Data section:
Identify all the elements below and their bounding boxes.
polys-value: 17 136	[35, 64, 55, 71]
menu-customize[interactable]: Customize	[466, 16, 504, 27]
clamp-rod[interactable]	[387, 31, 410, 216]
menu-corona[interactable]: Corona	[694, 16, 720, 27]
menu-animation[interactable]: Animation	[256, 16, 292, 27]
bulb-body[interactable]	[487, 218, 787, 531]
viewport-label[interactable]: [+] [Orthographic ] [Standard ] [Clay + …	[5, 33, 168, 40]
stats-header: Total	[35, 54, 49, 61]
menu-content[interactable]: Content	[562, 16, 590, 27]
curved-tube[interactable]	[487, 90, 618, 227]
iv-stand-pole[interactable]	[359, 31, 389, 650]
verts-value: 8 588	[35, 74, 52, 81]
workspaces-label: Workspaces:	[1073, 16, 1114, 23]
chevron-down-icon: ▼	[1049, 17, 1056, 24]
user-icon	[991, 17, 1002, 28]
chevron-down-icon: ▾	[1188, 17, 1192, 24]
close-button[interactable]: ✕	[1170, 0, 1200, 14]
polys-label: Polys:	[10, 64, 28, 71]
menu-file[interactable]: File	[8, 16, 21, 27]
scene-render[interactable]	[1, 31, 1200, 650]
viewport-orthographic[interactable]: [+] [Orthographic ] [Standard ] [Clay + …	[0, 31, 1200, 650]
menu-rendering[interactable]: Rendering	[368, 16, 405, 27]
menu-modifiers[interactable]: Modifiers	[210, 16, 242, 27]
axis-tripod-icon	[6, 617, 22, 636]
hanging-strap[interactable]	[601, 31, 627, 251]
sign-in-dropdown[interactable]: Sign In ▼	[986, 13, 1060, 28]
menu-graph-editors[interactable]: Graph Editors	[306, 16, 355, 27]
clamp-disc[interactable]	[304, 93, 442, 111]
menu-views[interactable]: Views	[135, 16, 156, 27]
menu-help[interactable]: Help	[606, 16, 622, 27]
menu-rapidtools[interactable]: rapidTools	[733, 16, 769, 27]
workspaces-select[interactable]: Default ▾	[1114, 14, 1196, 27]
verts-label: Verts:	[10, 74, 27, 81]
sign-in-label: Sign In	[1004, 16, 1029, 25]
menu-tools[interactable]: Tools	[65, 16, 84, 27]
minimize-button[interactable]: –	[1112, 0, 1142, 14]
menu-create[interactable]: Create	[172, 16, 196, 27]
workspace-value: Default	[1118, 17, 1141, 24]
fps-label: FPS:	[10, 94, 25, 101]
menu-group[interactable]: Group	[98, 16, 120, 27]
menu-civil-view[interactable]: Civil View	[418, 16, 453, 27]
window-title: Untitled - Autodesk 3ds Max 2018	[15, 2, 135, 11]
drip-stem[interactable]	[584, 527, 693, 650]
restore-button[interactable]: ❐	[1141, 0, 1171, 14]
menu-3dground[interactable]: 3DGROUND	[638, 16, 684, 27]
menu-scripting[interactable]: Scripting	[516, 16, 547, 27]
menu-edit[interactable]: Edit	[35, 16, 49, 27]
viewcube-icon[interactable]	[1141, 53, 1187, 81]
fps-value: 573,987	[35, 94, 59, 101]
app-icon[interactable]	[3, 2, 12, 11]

What to work on: Copy the lines from the start of the items through the line containing "window-title: Untitled - Autodesk", inclusive, renaming "interactable" to "clickable" wherever it appears and leaving everything else unchanged.

Response:
Identify all the elements below and their bounding boxes.
polys-value: 17 136	[35, 64, 55, 71]
menu-customize[clickable]: Customize	[466, 16, 504, 27]
clamp-rod[clickable]	[387, 31, 410, 216]
menu-corona[clickable]: Corona	[694, 16, 720, 27]
menu-animation[clickable]: Animation	[256, 16, 292, 27]
bulb-body[clickable]	[487, 218, 787, 531]
viewport-label[clickable]: [+] [Orthographic ] [Standard ] [Clay + …	[5, 33, 168, 40]
stats-header: Total	[35, 54, 49, 61]
menu-content[clickable]: Content	[562, 16, 590, 27]
curved-tube[clickable]	[487, 90, 618, 227]
iv-stand-pole[clickable]	[359, 31, 389, 650]
verts-value: 8 588	[35, 74, 52, 81]
workspaces-label: Workspaces:	[1073, 16, 1114, 23]
chevron-down-icon: ▼	[1049, 17, 1056, 24]
user-icon	[991, 17, 1002, 28]
chevron-down-icon: ▾	[1188, 17, 1192, 24]
close-button[clickable]: ✕	[1170, 0, 1200, 14]
polys-label: Polys:	[10, 64, 28, 71]
menu-file[clickable]: File	[8, 16, 21, 27]
scene-render[clickable]	[1, 31, 1200, 650]
viewport-orthographic[clickable]: [+] [Orthographic ] [Standard ] [Clay + …	[0, 31, 1200, 650]
menu-rendering[clickable]: Rendering	[368, 16, 405, 27]
menu-modifiers[clickable]: Modifiers	[210, 16, 242, 27]
axis-tripod-icon	[6, 617, 22, 636]
hanging-strap[clickable]	[601, 31, 627, 251]
sign-in-dropdown[clickable]: Sign In ▼	[986, 13, 1060, 28]
menu-graph-editors[clickable]: Graph Editors	[306, 16, 355, 27]
clamp-disc[clickable]	[304, 93, 442, 111]
menu-views[clickable]: Views	[135, 16, 156, 27]
menu-help[clickable]: Help	[606, 16, 622, 27]
menu-rapidtools[clickable]: rapidTools	[733, 16, 769, 27]
workspaces-select[clickable]: Default ▾	[1114, 14, 1196, 27]
verts-label: Verts:	[10, 74, 27, 81]
sign-in-label: Sign In	[1004, 16, 1029, 25]
menu-tools[clickable]: Tools	[65, 16, 84, 27]
minimize-button[clickable]: –	[1112, 0, 1142, 14]
menu-create[clickable]: Create	[172, 16, 196, 27]
workspace-value: Default	[1118, 17, 1141, 24]
fps-label: FPS:	[10, 94, 25, 101]
menu-group[clickable]: Group	[98, 16, 120, 27]
menu-civil-view[clickable]: Civil View	[418, 16, 453, 27]
window-title: Untitled - Autodesk 3ds Max 2018	[15, 2, 135, 11]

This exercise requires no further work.